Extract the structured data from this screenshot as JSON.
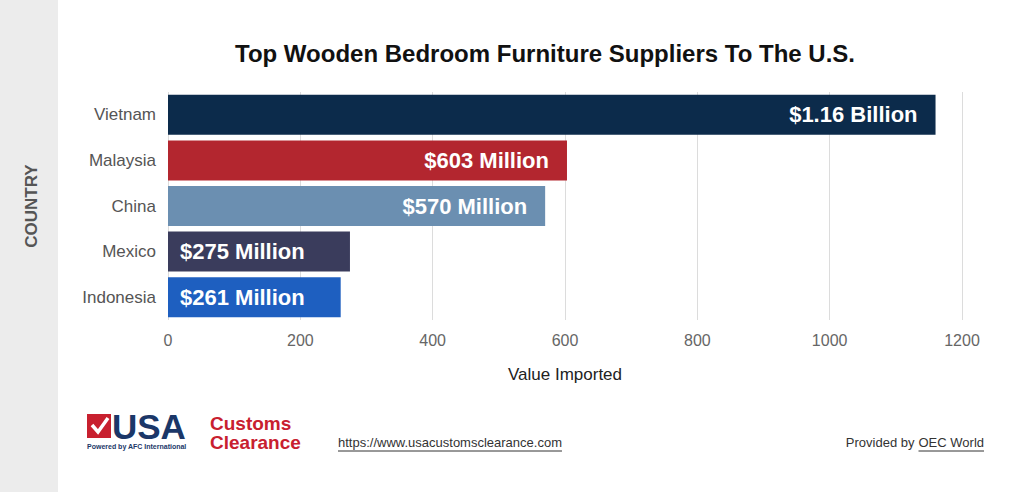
{
  "chart_data": {
    "type": "bar",
    "orientation": "horizontal",
    "title": "Top Wooden Bedroom Furniture Suppliers To The U.S.",
    "x_label": "Value Imported",
    "y_label": "COUNTRY",
    "categories": [
      "Vietnam",
      "Malaysia",
      "China",
      "Mexico",
      "Indonesia"
    ],
    "values": [
      1160,
      603,
      570,
      275,
      261
    ],
    "value_labels": [
      "$1.16 Billion",
      "$603 Million",
      "$570 Million",
      "$275 Million",
      "$261 Million"
    ],
    "colors": [
      "#0c2b4b",
      "#b3262f",
      "#6b8fb1",
      "#3a3c5c",
      "#1e5fc0"
    ],
    "data_labels": true,
    "xlim": [
      0,
      1200
    ],
    "xticks": [
      0,
      200,
      400,
      600,
      800,
      1000,
      1200
    ],
    "grid": true,
    "footer": {
      "logo": {
        "main": "USA",
        "line1": "Customs",
        "line2": "Clearance",
        "tagline": "Powered by AFC International"
      },
      "url": "https://www.usacustomsclearance.com",
      "credit": {
        "prefix": "Provided by",
        "source": "OEC World"
      }
    }
  }
}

▶ **Challenge**
Using the material above, work out how many lines contain the string "Million". Give that number alone.

▶ **Correct output**
4